-- begin Record excerpts --

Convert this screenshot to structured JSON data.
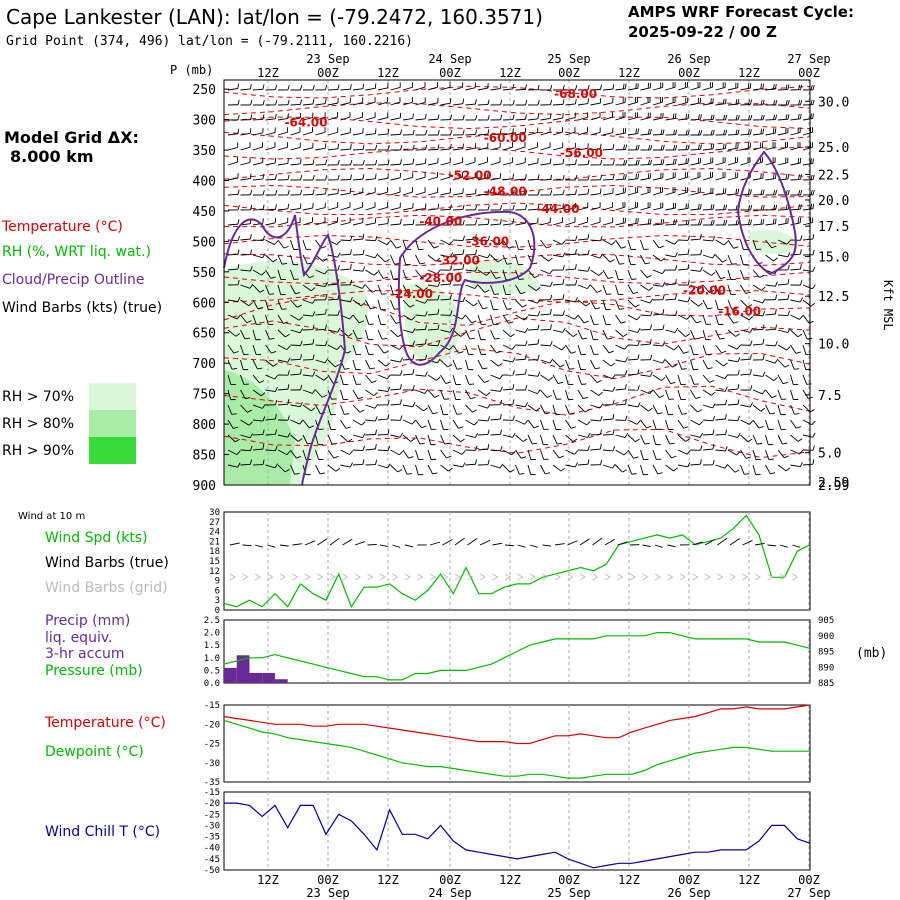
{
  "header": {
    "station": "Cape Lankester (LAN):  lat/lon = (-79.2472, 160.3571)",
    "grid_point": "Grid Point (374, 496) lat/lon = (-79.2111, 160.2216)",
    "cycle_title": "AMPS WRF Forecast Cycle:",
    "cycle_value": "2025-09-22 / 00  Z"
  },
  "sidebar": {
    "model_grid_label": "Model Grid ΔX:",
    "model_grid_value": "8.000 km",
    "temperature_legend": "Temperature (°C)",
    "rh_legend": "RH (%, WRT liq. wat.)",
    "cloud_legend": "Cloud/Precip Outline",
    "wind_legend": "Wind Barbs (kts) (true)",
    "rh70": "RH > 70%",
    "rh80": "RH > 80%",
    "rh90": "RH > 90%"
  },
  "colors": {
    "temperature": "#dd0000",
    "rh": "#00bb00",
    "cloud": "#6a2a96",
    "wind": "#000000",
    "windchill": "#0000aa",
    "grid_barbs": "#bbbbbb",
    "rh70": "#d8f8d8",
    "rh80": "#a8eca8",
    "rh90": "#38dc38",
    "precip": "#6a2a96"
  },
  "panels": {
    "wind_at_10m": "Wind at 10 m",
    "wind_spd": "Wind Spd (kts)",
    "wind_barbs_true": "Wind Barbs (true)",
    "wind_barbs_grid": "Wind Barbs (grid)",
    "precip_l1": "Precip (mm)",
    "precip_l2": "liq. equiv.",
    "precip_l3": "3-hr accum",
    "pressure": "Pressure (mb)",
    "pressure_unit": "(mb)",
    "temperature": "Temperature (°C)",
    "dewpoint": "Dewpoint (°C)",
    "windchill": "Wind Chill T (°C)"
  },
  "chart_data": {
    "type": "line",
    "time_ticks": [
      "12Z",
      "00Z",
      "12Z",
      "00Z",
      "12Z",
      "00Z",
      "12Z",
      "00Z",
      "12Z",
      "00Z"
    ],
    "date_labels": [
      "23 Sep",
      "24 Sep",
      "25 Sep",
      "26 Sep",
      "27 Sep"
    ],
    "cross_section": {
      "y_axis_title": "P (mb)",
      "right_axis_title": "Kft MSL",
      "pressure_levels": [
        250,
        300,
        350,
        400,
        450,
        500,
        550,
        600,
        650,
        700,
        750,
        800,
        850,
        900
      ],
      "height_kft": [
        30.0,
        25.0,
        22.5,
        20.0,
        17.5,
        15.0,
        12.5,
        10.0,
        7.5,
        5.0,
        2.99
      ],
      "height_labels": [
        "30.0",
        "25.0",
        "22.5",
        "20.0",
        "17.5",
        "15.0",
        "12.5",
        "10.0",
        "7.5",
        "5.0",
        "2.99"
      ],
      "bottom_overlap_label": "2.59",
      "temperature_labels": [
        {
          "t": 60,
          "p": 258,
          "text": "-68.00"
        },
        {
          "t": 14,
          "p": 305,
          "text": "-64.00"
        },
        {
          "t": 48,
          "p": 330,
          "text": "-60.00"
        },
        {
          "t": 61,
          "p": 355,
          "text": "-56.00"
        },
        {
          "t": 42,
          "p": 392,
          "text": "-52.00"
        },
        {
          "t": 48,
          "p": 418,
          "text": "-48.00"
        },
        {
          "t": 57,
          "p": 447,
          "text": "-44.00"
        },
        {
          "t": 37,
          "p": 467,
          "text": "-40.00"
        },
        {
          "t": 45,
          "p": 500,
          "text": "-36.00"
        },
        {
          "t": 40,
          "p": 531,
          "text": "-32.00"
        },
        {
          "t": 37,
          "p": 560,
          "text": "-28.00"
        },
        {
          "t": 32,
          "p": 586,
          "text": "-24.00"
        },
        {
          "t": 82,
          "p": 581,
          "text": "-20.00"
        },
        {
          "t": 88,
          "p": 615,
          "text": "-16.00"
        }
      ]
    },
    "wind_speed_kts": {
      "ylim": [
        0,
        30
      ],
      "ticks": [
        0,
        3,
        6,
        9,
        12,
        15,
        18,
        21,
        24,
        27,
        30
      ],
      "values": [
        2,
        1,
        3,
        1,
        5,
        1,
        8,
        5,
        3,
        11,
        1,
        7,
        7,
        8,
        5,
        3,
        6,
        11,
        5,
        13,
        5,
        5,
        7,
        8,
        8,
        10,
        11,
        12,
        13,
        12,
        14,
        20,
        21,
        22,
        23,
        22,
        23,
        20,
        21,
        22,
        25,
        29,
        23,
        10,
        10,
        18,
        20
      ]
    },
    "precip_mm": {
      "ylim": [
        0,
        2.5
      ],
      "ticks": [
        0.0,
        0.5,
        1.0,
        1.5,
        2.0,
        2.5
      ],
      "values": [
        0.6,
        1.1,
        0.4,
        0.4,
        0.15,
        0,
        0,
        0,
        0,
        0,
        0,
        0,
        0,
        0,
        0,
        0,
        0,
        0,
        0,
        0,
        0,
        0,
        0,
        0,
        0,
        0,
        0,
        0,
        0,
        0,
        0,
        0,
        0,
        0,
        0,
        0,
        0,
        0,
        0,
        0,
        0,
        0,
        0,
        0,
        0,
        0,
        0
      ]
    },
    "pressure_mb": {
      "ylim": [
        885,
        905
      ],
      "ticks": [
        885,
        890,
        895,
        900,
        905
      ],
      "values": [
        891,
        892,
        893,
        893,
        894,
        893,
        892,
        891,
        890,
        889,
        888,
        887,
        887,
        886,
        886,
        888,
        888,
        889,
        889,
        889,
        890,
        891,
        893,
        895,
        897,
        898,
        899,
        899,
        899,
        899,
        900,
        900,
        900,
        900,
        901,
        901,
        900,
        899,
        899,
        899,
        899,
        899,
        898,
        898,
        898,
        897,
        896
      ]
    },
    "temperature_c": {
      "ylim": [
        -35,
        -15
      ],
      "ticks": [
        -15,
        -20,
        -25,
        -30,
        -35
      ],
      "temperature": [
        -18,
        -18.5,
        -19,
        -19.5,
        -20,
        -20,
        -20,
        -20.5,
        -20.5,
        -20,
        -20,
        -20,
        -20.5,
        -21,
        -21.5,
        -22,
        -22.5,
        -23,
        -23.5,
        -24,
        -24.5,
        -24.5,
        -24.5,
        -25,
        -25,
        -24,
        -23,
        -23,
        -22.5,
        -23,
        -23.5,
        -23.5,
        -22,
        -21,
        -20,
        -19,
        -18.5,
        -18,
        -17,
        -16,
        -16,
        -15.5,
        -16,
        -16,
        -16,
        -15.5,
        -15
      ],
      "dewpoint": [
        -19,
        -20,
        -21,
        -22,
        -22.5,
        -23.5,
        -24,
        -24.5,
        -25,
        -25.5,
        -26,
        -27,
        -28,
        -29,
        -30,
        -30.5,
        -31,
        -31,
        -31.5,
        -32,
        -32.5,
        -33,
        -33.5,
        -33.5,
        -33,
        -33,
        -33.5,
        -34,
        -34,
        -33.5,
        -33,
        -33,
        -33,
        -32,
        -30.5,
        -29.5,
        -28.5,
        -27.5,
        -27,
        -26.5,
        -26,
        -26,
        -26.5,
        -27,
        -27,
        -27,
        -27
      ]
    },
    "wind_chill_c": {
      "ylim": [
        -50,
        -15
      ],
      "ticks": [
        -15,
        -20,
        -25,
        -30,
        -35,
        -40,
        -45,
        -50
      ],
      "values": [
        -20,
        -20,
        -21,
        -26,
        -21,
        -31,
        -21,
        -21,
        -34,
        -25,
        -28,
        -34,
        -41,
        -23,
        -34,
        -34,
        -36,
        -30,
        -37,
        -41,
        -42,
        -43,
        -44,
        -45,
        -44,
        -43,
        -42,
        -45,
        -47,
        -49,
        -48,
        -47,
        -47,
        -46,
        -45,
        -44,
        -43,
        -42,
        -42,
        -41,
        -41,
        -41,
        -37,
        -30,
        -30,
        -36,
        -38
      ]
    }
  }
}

-- end Record excerpts --

Output all the records, word for word, with no pictures in the copy.

#### Task answer
Convert this screenshot to structured JSON data.
{
  "header": {
    "station": "Cape Lankester (LAN):  lat/lon = (-79.2472, 160.3571)",
    "grid_point": "Grid Point (374, 496) lat/lon = (-79.2111, 160.2216)",
    "cycle_title": "AMPS WRF Forecast Cycle:",
    "cycle_value": "2025-09-22 / 00  Z"
  },
  "sidebar": {
    "model_grid_label": "Model Grid ΔX:",
    "model_grid_value": "8.000 km",
    "temperature_legend": "Temperature (°C)",
    "rh_legend": "RH (%, WRT liq. wat.)",
    "cloud_legend": "Cloud/Precip Outline",
    "wind_legend": "Wind Barbs (kts) (true)",
    "rh70": "RH > 70%",
    "rh80": "RH > 80%",
    "rh90": "RH > 90%"
  },
  "colors": {
    "temperature": "#dd0000",
    "rh": "#00bb00",
    "cloud": "#6a2a96",
    "wind": "#000000",
    "windchill": "#0000aa",
    "grid_barbs": "#bbbbbb",
    "rh70": "#d8f8d8",
    "rh80": "#a8eca8",
    "rh90": "#38dc38",
    "precip": "#6a2a96"
  },
  "panels": {
    "wind_at_10m": "Wind at 10 m",
    "wind_spd": "Wind Spd (kts)",
    "wind_barbs_true": "Wind Barbs (true)",
    "wind_barbs_grid": "Wind Barbs (grid)",
    "precip_l1": "Precip (mm)",
    "precip_l2": "liq. equiv.",
    "precip_l3": "3-hr accum",
    "pressure": "Pressure (mb)",
    "pressure_unit": "(mb)",
    "temperature": "Temperature (°C)",
    "dewpoint": "Dewpoint (°C)",
    "windchill": "Wind Chill T (°C)"
  },
  "chart_data": {
    "type": "line",
    "time_ticks": [
      "12Z",
      "00Z",
      "12Z",
      "00Z",
      "12Z",
      "00Z",
      "12Z",
      "00Z",
      "12Z",
      "00Z"
    ],
    "date_labels": [
      "23 Sep",
      "24 Sep",
      "25 Sep",
      "26 Sep",
      "27 Sep"
    ],
    "cross_section": {
      "y_axis_title": "P (mb)",
      "right_axis_title": "Kft MSL",
      "pressure_levels": [
        250,
        300,
        350,
        400,
        450,
        500,
        550,
        600,
        650,
        700,
        750,
        800,
        850,
        900
      ],
      "height_kft": [
        30.0,
        25.0,
        22.5,
        20.0,
        17.5,
        15.0,
        12.5,
        10.0,
        7.5,
        5.0,
        2.99
      ],
      "height_labels": [
        "30.0",
        "25.0",
        "22.5",
        "20.0",
        "17.5",
        "15.0",
        "12.5",
        "10.0",
        "7.5",
        "5.0",
        "2.99"
      ],
      "bottom_overlap_label": "2.59",
      "temperature_labels": [
        {
          "t": 60,
          "p": 258,
          "text": "-68.00"
        },
        {
          "t": 14,
          "p": 305,
          "text": "-64.00"
        },
        {
          "t": 48,
          "p": 330,
          "text": "-60.00"
        },
        {
          "t": 61,
          "p": 355,
          "text": "-56.00"
        },
        {
          "t": 42,
          "p": 392,
          "text": "-52.00"
        },
        {
          "t": 48,
          "p": 418,
          "text": "-48.00"
        },
        {
          "t": 57,
          "p": 447,
          "text": "-44.00"
        },
        {
          "t": 37,
          "p": 467,
          "text": "-40.00"
        },
        {
          "t": 45,
          "p": 500,
          "text": "-36.00"
        },
        {
          "t": 40,
          "p": 531,
          "text": "-32.00"
        },
        {
          "t": 37,
          "p": 560,
          "text": "-28.00"
        },
        {
          "t": 32,
          "p": 586,
          "text": "-24.00"
        },
        {
          "t": 82,
          "p": 581,
          "text": "-20.00"
        },
        {
          "t": 88,
          "p": 615,
          "text": "-16.00"
        }
      ]
    },
    "wind_speed_kts": {
      "ylim": [
        0,
        30
      ],
      "ticks": [
        0,
        3,
        6,
        9,
        12,
        15,
        18,
        21,
        24,
        27,
        30
      ],
      "values": [
        2,
        1,
        3,
        1,
        5,
        1,
        8,
        5,
        3,
        11,
        1,
        7,
        7,
        8,
        5,
        3,
        6,
        11,
        5,
        13,
        5,
        5,
        7,
        8,
        8,
        10,
        11,
        12,
        13,
        12,
        14,
        20,
        21,
        22,
        23,
        22,
        23,
        20,
        21,
        22,
        25,
        29,
        23,
        10,
        10,
        18,
        20
      ]
    },
    "precip_mm": {
      "ylim": [
        0,
        2.5
      ],
      "ticks": [
        0.0,
        0.5,
        1.0,
        1.5,
        2.0,
        2.5
      ],
      "values": [
        0.6,
        1.1,
        0.4,
        0.4,
        0.15,
        0,
        0,
        0,
        0,
        0,
        0,
        0,
        0,
        0,
        0,
        0,
        0,
        0,
        0,
        0,
        0,
        0,
        0,
        0,
        0,
        0,
        0,
        0,
        0,
        0,
        0,
        0,
        0,
        0,
        0,
        0,
        0,
        0,
        0,
        0,
        0,
        0,
        0,
        0,
        0,
        0,
        0
      ]
    },
    "pressure_mb": {
      "ylim": [
        885,
        905
      ],
      "ticks": [
        885,
        890,
        895,
        900,
        905
      ],
      "values": [
        891,
        892,
        893,
        893,
        894,
        893,
        892,
        891,
        890,
        889,
        888,
        887,
        887,
        886,
        886,
        888,
        888,
        889,
        889,
        889,
        890,
        891,
        893,
        895,
        897,
        898,
        899,
        899,
        899,
        899,
        900,
        900,
        900,
        900,
        901,
        901,
        900,
        899,
        899,
        899,
        899,
        899,
        898,
        898,
        898,
        897,
        896
      ]
    },
    "temperature_c": {
      "ylim": [
        -35,
        -15
      ],
      "ticks": [
        -15,
        -20,
        -25,
        -30,
        -35
      ],
      "temperature": [
        -18,
        -18.5,
        -19,
        -19.5,
        -20,
        -20,
        -20,
        -20.5,
        -20.5,
        -20,
        -20,
        -20,
        -20.5,
        -21,
        -21.5,
        -22,
        -22.5,
        -23,
        -23.5,
        -24,
        -24.5,
        -24.5,
        -24.5,
        -25,
        -25,
        -24,
        -23,
        -23,
        -22.5,
        -23,
        -23.5,
        -23.5,
        -22,
        -21,
        -20,
        -19,
        -18.5,
        -18,
        -17,
        -16,
        -16,
        -15.5,
        -16,
        -16,
        -16,
        -15.5,
        -15
      ],
      "dewpoint": [
        -19,
        -20,
        -21,
        -22,
        -22.5,
        -23.5,
        -24,
        -24.5,
        -25,
        -25.5,
        -26,
        -27,
        -28,
        -29,
        -30,
        -30.5,
        -31,
        -31,
        -31.5,
        -32,
        -32.5,
        -33,
        -33.5,
        -33.5,
        -33,
        -33,
        -33.5,
        -34,
        -34,
        -33.5,
        -33,
        -33,
        -33,
        -32,
        -30.5,
        -29.5,
        -28.5,
        -27.5,
        -27,
        -26.5,
        -26,
        -26,
        -26.5,
        -27,
        -27,
        -27,
        -27
      ]
    },
    "wind_chill_c": {
      "ylim": [
        -50,
        -15
      ],
      "ticks": [
        -15,
        -20,
        -25,
        -30,
        -35,
        -40,
        -45,
        -50
      ],
      "values": [
        -20,
        -20,
        -21,
        -26,
        -21,
        -31,
        -21,
        -21,
        -34,
        -25,
        -28,
        -34,
        -41,
        -23,
        -34,
        -34,
        -36,
        -30,
        -37,
        -41,
        -42,
        -43,
        -44,
        -45,
        -44,
        -43,
        -42,
        -45,
        -47,
        -49,
        -48,
        -47,
        -47,
        -46,
        -45,
        -44,
        -43,
        -42,
        -42,
        -41,
        -41,
        -41,
        -37,
        -30,
        -30,
        -36,
        -38
      ]
    }
  }
}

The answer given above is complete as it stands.